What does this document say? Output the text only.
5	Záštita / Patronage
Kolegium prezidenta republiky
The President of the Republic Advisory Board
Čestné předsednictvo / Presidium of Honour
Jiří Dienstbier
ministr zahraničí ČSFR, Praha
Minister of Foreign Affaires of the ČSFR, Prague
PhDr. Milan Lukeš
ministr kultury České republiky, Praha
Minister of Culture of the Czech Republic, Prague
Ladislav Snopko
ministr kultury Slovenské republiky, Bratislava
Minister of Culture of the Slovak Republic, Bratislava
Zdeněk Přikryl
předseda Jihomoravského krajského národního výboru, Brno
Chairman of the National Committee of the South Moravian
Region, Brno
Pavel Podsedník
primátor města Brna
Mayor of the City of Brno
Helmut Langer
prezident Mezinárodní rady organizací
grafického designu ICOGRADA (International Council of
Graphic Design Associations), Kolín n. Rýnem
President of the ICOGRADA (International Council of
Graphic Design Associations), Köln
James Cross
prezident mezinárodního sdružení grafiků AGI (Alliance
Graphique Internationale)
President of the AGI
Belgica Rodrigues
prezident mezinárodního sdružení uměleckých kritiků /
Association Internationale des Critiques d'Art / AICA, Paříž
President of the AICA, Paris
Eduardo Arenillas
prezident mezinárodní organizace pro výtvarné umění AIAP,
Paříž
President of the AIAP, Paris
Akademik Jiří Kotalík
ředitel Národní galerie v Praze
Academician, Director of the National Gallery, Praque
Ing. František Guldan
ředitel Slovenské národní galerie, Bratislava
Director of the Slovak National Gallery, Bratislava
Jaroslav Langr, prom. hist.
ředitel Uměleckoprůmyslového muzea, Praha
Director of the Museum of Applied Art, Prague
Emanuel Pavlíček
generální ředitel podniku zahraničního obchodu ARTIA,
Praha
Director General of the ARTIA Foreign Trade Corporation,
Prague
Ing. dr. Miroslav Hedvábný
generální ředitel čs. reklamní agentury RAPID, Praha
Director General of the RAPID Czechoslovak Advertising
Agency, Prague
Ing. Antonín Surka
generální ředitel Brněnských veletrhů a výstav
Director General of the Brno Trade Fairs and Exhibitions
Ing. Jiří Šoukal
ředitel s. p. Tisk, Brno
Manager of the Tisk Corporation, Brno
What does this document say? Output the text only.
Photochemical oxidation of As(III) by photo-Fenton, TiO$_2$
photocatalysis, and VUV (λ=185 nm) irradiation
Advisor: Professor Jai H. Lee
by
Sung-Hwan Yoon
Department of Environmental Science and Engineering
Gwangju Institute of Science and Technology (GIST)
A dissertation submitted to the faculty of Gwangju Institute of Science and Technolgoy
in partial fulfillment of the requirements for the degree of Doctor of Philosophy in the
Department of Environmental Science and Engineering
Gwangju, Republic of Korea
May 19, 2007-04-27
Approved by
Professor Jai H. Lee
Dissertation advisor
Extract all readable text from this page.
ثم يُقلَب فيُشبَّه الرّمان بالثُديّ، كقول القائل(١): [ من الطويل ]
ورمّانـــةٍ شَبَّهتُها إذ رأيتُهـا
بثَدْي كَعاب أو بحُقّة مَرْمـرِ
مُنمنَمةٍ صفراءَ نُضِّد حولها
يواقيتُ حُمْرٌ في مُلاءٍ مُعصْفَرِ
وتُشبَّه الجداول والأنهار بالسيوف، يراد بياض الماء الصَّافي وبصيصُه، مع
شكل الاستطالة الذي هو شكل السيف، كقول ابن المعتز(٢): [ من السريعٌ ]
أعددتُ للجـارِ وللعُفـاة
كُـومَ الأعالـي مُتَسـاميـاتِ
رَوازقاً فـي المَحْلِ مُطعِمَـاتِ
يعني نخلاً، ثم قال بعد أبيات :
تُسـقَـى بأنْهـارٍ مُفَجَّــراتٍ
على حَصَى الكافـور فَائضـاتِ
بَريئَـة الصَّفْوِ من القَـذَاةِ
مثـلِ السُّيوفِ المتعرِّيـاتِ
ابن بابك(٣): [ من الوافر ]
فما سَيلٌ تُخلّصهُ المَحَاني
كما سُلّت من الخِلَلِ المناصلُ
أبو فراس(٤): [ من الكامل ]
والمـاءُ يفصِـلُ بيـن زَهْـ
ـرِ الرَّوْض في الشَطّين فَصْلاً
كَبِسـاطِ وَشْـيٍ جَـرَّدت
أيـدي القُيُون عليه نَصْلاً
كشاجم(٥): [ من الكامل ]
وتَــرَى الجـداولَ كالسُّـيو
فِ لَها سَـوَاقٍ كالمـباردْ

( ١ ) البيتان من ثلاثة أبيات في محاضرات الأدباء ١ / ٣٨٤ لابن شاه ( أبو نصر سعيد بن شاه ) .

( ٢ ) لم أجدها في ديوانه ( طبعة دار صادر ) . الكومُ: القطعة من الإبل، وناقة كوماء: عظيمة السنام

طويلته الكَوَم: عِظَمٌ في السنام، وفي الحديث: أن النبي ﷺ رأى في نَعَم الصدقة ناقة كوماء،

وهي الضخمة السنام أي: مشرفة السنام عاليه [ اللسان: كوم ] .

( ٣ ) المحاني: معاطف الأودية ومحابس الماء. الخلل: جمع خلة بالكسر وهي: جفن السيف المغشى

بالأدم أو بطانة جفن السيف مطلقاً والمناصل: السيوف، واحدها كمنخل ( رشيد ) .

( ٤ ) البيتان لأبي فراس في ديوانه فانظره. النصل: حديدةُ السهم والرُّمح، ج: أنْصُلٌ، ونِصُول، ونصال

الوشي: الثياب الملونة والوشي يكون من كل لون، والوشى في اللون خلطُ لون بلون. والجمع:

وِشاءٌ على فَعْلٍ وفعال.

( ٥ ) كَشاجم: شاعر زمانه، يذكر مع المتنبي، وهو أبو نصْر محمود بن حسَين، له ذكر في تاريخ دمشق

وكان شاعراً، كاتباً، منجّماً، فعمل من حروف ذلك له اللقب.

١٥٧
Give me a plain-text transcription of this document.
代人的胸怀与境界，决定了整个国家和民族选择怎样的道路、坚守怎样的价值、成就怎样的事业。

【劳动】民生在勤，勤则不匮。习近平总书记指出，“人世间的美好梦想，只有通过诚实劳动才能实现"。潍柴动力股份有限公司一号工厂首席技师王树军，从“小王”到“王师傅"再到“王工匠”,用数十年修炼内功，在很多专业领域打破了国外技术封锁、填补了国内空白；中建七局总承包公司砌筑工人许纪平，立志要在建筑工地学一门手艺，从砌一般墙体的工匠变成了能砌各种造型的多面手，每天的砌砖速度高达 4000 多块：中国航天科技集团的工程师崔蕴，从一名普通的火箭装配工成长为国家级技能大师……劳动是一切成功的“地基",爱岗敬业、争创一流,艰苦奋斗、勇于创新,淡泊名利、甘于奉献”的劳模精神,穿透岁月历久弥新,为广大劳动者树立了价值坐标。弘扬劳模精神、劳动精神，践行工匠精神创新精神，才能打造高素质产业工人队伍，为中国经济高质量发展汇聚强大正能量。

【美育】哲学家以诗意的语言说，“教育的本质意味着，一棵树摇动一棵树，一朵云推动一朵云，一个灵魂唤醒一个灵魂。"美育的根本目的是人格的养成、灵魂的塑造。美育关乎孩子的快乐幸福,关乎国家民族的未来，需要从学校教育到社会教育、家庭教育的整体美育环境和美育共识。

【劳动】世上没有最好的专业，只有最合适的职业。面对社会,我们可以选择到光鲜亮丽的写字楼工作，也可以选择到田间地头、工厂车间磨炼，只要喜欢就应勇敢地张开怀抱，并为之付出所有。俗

WHAT THE TASK REQUIRES: Output all records verbatim.

CORRECT RESULT:
What does this document say? Output the text only.
5	Záštita / Patronage
Kolegium prezidenta republiky
The President of the Republic Advisory Board
Čestné předsednictvo / Presidium of Honour
Jiří Dienstbier
ministr zahraničí ČSFR, Praha
Minister of Foreign Affaires of the ČSFR, Prague
PhDr. Milan Lukeš
ministr kultury České republiky, Praha
Minister of Culture of the Czech Republic, Prague
Ladislav Snopko
ministr kultury Slovenské republiky, Bratislava
Minister of Culture of the Slovak Republic, Bratislava
Zdeněk Přikryl
předseda Jihomoravského krajského národního výboru, Brno
Chairman of the National Committee of the South Moravian
Region, Brno
Pavel Podsedník
primátor města Brna
Mayor of the City of Brno
Helmut Langer
prezident Mezinárodní rady organizací
grafického designu ICOGRADA (International Council of
Graphic Design Associations), Kolín n. Rýnem
President of the ICOGRADA (International Council of
Graphic Design Associations), Köln
James Cross
prezident mezinárodního sdružení grafiků AGI (Alliance
Graphique Internationale)
President of the AGI
Belgica Rodrigues
prezident mezinárodního sdružení uměleckých kritiků /
Association Internationale des Critiques d'Art / AICA, Paříž
President of the AICA, Paris
Eduardo Arenillas
prezident mezinárodní organizace pro výtvarné umění AIAP,
Paříž
President of the AIAP, Paris
Akademik Jiří Kotalík
ředitel Národní galerie v Praze
Academician, Director of the National Gallery, Praque
Ing. František Guldan
ředitel Slovenské národní galerie, Bratislava
Director of the Slovak National Gallery, Bratislava
Jaroslav Langr, prom. hist.
ředitel Uměleckoprůmyslového muzea, Praha
Director of the Museum of Applied Art, Prague
Emanuel Pavlíček
generální ředitel podniku zahraničního obchodu ARTIA,
Praha
Director General of the ARTIA Foreign Trade Corporation,
Prague
Ing. dr. Miroslav Hedvábný
generální ředitel čs. reklamní agentury RAPID, Praha
Director General of the RAPID Czechoslovak Advertising
Agency, Prague
Ing. Antonín Surka
generální ředitel Brněnských veletrhů a výstav
Director General of the Brno Trade Fairs and Exhibitions
Ing. Jiří Šoukal
ředitel s. p. Tisk, Brno
Manager of the Tisk Corporation, Brno
What does this document say? Output the text only.
Photochemical oxidation of As(III) by photo-Fenton, TiO$_2$
photocatalysis, and VUV (λ=185 nm) irradiation
Advisor: Professor Jai H. Lee
by
Sung-Hwan Yoon
Department of Environmental Science and Engineering
Gwangju Institute of Science and Technology (GIST)
A dissertation submitted to the faculty of Gwangju Institute of Science and Technolgoy
in partial fulfillment of the requirements for the degree of Doctor of Philosophy in the
Department of Environmental Science and Engineering
Gwangju, Republic of Korea
May 19, 2007-04-27
Approved by
Professor Jai H. Lee
Dissertation advisor
Extract all readable text from this page.
ثم يُقلَب فيُشبَّه الرّمان بالثُديّ، كقول القائل(١): [ من الطويل ]
ورمّانـــةٍ شَبَّهتُها إذ رأيتُهـا
بثَدْي كَعاب أو بحُقّة مَرْمـرِ
مُنمنَمةٍ صفراءَ نُضِّد حولها
يواقيتُ حُمْرٌ في مُلاءٍ مُعصْفَرِ
وتُشبَّه الجداول والأنهار بالسيوف، يراد بياض الماء الصَّافي وبصيصُه، مع
شكل الاستطالة الذي هو شكل السيف، كقول ابن المعتز(٢): [ من السريعٌ ]
أعددتُ للجـارِ وللعُفـاة
كُـومَ الأعالـي مُتَسـاميـاتِ
رَوازقاً فـي المَحْلِ مُطعِمَـاتِ
يعني نخلاً، ثم قال بعد أبيات :
تُسـقَـى بأنْهـارٍ مُفَجَّــراتٍ
على حَصَى الكافـور فَائضـاتِ
بَريئَـة الصَّفْوِ من القَـذَاةِ
مثـلِ السُّيوفِ المتعرِّيـاتِ
ابن بابك(٣): [ من الوافر ]
فما سَيلٌ تُخلّصهُ المَحَاني
كما سُلّت من الخِلَلِ المناصلُ
أبو فراس(٤): [ من الكامل ]
والمـاءُ يفصِـلُ بيـن زَهْـ
ـرِ الرَّوْض في الشَطّين فَصْلاً
كَبِسـاطِ وَشْـيٍ جَـرَّدت
أيـدي القُيُون عليه نَصْلاً
كشاجم(٥): [ من الكامل ]
وتَــرَى الجـداولَ كالسُّـيو
فِ لَها سَـوَاقٍ كالمـباردْ

( ١ ) البيتان من ثلاثة أبيات في محاضرات الأدباء ١ / ٣٨٤ لابن شاه ( أبو نصر سعيد بن شاه ) .

( ٢ ) لم أجدها في ديوانه ( طبعة دار صادر ) . الكومُ: القطعة من الإبل، وناقة كوماء: عظيمة السنام

طويلته الكَوَم: عِظَمٌ في السنام، وفي الحديث: أن النبي ﷺ رأى في نَعَم الصدقة ناقة كوماء،

وهي الضخمة السنام أي: مشرفة السنام عاليه [ اللسان: كوم ] .

( ٣ ) المحاني: معاطف الأودية ومحابس الماء. الخلل: جمع خلة بالكسر وهي: جفن السيف المغشى

بالأدم أو بطانة جفن السيف مطلقاً والمناصل: السيوف، واحدها كمنخل ( رشيد ) .

( ٤ ) البيتان لأبي فراس في ديوانه فانظره. النصل: حديدةُ السهم والرُّمح، ج: أنْصُلٌ، ونِصُول، ونصال

الوشي: الثياب الملونة والوشي يكون من كل لون، والوشى في اللون خلطُ لون بلون. والجمع:

وِشاءٌ على فَعْلٍ وفعال.

( ٥ ) كَشاجم: شاعر زمانه، يذكر مع المتنبي، وهو أبو نصْر محمود بن حسَين، له ذكر في تاريخ دمشق

وكان شاعراً، كاتباً، منجّماً، فعمل من حروف ذلك له اللقب.

١٥٧
Give me a plain-text transcription of this document.
代人的胸怀与境界，决定了整个国家和民族选择怎样的道路、坚守怎样的价值、成就怎样的事业。

【劳动】民生在勤，勤则不匮。习近平总书记指出，“人世间的美好梦想，只有通过诚实劳动才能实现"。潍柴动力股份有限公司一号工厂首席技师王树军，从“小王”到“王师傅"再到“王工匠”,用数十年修炼内功，在很多专业领域打破了国外技术封锁、填补了国内空白；中建七局总承包公司砌筑工人许纪平，立志要在建筑工地学一门手艺，从砌一般墙体的工匠变成了能砌各种造型的多面手，每天的砌砖速度高达 4000 多块：中国航天科技集团的工程师崔蕴，从一名普通的火箭装配工成长为国家级技能大师……劳动是一切成功的“地基",爱岗敬业、争创一流,艰苦奋斗、勇于创新,淡泊名利、甘于奉献”的劳模精神,穿透岁月历久弥新,为广大劳动者树立了价值坐标。弘扬劳模精神、劳动精神，践行工匠精神创新精神，才能打造高素质产业工人队伍，为中国经济高质量发展汇聚强大正能量。

【美育】哲学家以诗意的语言说，“教育的本质意味着，一棵树摇动一棵树，一朵云推动一朵云，一个灵魂唤醒一个灵魂。"美育的根本目的是人格的养成、灵魂的塑造。美育关乎孩子的快乐幸福,关乎国家民族的未来，需要从学校教育到社会教育、家庭教育的整体美育环境和美育共识。

【劳动】世上没有最好的专业，只有最合适的职业。面对社会,我们可以选择到光鲜亮丽的写字楼工作，也可以选择到田间地头、工厂车间磨炼，只要喜欢就应勇敢地张开怀抱，并为之付出所有。俗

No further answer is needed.